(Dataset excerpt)
──────
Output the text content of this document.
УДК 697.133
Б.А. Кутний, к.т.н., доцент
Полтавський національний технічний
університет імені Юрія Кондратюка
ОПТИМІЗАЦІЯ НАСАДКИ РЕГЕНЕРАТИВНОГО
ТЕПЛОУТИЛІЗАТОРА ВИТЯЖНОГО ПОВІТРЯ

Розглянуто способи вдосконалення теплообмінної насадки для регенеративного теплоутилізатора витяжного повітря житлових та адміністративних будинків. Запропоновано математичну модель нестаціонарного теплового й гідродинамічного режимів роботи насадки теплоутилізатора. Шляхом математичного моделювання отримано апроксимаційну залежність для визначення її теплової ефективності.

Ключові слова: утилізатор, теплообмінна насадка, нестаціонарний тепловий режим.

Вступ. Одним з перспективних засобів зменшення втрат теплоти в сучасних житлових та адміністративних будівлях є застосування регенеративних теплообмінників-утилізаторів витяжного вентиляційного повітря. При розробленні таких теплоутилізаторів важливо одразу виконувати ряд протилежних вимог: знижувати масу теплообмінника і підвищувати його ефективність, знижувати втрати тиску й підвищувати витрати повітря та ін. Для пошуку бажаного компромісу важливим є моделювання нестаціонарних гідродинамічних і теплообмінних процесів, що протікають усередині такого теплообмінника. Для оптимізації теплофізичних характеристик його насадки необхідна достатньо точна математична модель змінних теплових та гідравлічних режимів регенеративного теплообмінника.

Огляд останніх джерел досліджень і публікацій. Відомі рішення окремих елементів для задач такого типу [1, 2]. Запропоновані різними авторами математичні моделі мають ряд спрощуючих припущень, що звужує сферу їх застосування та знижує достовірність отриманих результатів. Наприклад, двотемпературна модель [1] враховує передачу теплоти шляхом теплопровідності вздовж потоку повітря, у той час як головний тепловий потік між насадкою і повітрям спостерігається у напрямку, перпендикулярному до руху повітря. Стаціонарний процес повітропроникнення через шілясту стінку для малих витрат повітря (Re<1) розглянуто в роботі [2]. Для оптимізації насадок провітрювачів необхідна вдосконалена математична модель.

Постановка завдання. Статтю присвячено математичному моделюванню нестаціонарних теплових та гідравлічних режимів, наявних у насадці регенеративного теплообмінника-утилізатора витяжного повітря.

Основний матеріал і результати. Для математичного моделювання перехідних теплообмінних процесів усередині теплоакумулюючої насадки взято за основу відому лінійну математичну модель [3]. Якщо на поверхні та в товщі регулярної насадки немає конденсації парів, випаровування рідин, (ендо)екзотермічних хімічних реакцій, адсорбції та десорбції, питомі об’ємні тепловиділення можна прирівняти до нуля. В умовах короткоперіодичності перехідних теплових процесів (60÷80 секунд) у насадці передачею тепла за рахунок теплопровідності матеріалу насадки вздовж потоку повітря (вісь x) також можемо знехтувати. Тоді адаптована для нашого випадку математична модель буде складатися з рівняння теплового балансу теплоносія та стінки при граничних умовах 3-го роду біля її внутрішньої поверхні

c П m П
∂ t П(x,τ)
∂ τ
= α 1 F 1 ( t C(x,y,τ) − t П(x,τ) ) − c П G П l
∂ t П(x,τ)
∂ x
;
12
──────
_TASK OBJECTIVE:_ Every line above should be printed again exactly as it stands.

_RESULT FOR THIS TASK:_
Output the text content of this document.
УДК 697.133
Б.А. Кутний, к.т.н., доцент
Полтавський національний технічний
університет імені Юрія Кондратюка
ОПТИМІЗАЦІЯ НАСАДКИ РЕГЕНЕРАТИВНОГО
ТЕПЛОУТИЛІЗАТОРА ВИТЯЖНОГО ПОВІТРЯ

Розглянуто способи вдосконалення теплообмінної насадки для регенеративного теплоутилізатора витяжного повітря житлових та адміністративних будинків. Запропоновано математичну модель нестаціонарного теплового й гідродинамічного режимів роботи насадки теплоутилізатора. Шляхом математичного моделювання отримано апроксимаційну залежність для визначення її теплової ефективності.

Ключові слова: утилізатор, теплообмінна насадка, нестаціонарний тепловий режим.

Вступ. Одним з перспективних засобів зменшення втрат теплоти в сучасних житлових та адміністративних будівлях є застосування регенеративних теплообмінників-утилізаторів витяжного вентиляційного повітря. При розробленні таких теплоутилізаторів важливо одразу виконувати ряд протилежних вимог: знижувати масу теплообмінника і підвищувати його ефективність, знижувати втрати тиску й підвищувати витрати повітря та ін. Для пошуку бажаного компромісу важливим є моделювання нестаціонарних гідродинамічних і теплообмінних процесів, що протікають усередині такого теплообмінника. Для оптимізації теплофізичних характеристик його насадки необхідна достатньо точна математична модель змінних теплових та гідравлічних режимів регенеративного теплообмінника.

Огляд останніх джерел досліджень і публікацій. Відомі рішення окремих елементів для задач такого типу [1, 2]. Запропоновані різними авторами математичні моделі мають ряд спрощуючих припущень, що звужує сферу їх застосування та знижує достовірність отриманих результатів. Наприклад, двотемпературна модель [1] враховує передачу теплоти шляхом теплопровідності вздовж потоку повітря, у той час як головний тепловий потік між насадкою і повітрям спостерігається у напрямку, перпендикулярному до руху повітря. Стаціонарний процес повітропроникнення через шілясту стінку для малих витрат повітря (Re<1) розглянуто в роботі [2]. Для оптимізації насадок провітрювачів необхідна вдосконалена математична модель.

Постановка завдання. Статтю присвячено математичному моделюванню нестаціонарних теплових та гідравлічних режимів, наявних у насадці регенеративного теплообмінника-утилізатора витяжного повітря.

Основний матеріал і результати. Для математичного моделювання перехідних теплообмінних процесів усередині теплоакумулюючої насадки взято за основу відому лінійну математичну модель [3]. Якщо на поверхні та в товщі регулярної насадки немає конденсації парів, випаровування рідин, (ендо)екзотермічних хімічних реакцій, адсорбції та десорбції, питомі об’ємні тепловиділення можна прирівняти до нуля. В умовах короткоперіодичності перехідних теплових процесів (60÷80 секунд) у насадці передачею тепла за рахунок теплопровідності матеріалу насадки вздовж потоку повітря (вісь x) також можемо знехтувати. Тоді адаптована для нашого випадку математична модель буде складатися з рівняння теплового балансу теплоносія та стінки при граничних умовах 3-го роду біля її внутрішньої поверхні

c П m П
∂ t П(x,τ)
∂ τ
= α 1 F 1 ( t C(x,y,τ) − t П(x,τ) ) − c П G П l
∂ t П(x,τ)
∂ x
;
12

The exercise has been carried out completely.